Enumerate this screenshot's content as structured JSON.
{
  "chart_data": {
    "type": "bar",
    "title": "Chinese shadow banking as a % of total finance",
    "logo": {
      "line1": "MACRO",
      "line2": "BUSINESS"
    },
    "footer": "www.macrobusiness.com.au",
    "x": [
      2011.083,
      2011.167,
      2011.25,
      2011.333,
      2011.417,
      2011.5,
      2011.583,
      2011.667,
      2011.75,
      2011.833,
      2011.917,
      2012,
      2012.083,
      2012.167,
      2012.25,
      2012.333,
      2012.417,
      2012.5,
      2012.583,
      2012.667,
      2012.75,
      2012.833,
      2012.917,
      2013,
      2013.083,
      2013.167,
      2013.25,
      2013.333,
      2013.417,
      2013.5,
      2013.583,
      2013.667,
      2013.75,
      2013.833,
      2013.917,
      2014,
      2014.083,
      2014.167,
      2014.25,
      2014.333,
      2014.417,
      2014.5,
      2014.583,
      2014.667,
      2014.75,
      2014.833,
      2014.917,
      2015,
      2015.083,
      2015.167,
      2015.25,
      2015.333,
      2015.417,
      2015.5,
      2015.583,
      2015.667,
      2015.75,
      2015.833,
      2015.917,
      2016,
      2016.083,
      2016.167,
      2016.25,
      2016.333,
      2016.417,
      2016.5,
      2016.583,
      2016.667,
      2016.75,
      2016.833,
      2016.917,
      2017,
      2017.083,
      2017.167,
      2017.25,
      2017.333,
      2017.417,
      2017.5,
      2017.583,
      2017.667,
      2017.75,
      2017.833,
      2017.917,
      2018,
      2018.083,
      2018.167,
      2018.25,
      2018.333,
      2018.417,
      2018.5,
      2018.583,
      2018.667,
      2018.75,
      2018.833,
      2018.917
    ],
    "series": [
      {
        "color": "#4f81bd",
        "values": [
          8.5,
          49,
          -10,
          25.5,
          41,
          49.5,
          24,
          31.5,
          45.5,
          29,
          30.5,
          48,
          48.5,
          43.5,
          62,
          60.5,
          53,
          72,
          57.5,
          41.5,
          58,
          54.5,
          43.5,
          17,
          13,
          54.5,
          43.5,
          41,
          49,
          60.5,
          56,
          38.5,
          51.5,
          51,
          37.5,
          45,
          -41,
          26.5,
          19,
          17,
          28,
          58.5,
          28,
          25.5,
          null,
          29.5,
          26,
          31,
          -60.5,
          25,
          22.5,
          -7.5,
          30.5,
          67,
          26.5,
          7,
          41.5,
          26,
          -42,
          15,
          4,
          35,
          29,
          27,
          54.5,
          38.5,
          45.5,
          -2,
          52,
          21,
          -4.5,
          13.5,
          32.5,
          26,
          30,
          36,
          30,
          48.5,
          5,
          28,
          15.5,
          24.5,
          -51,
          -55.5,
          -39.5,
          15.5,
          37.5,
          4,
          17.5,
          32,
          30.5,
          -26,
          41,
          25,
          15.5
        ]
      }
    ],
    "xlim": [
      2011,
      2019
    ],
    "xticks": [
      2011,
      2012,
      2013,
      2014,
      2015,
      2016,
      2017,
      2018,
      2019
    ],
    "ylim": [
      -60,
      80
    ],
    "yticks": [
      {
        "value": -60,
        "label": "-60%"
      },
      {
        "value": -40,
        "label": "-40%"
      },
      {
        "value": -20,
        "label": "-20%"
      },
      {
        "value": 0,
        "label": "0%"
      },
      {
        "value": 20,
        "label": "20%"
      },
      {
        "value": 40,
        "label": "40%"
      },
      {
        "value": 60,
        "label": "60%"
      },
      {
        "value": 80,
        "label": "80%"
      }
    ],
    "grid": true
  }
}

##########

Directions -
Where does the word "label" appear in the listing? List each line that holds it.

Correct output -
        "label": "-60%"
        "label": "-40%"
        "label": "-20%"
        "label": "0%"
        "label": "20%"
        "label": "40%"
        "label": "60%"
        "label": "80%"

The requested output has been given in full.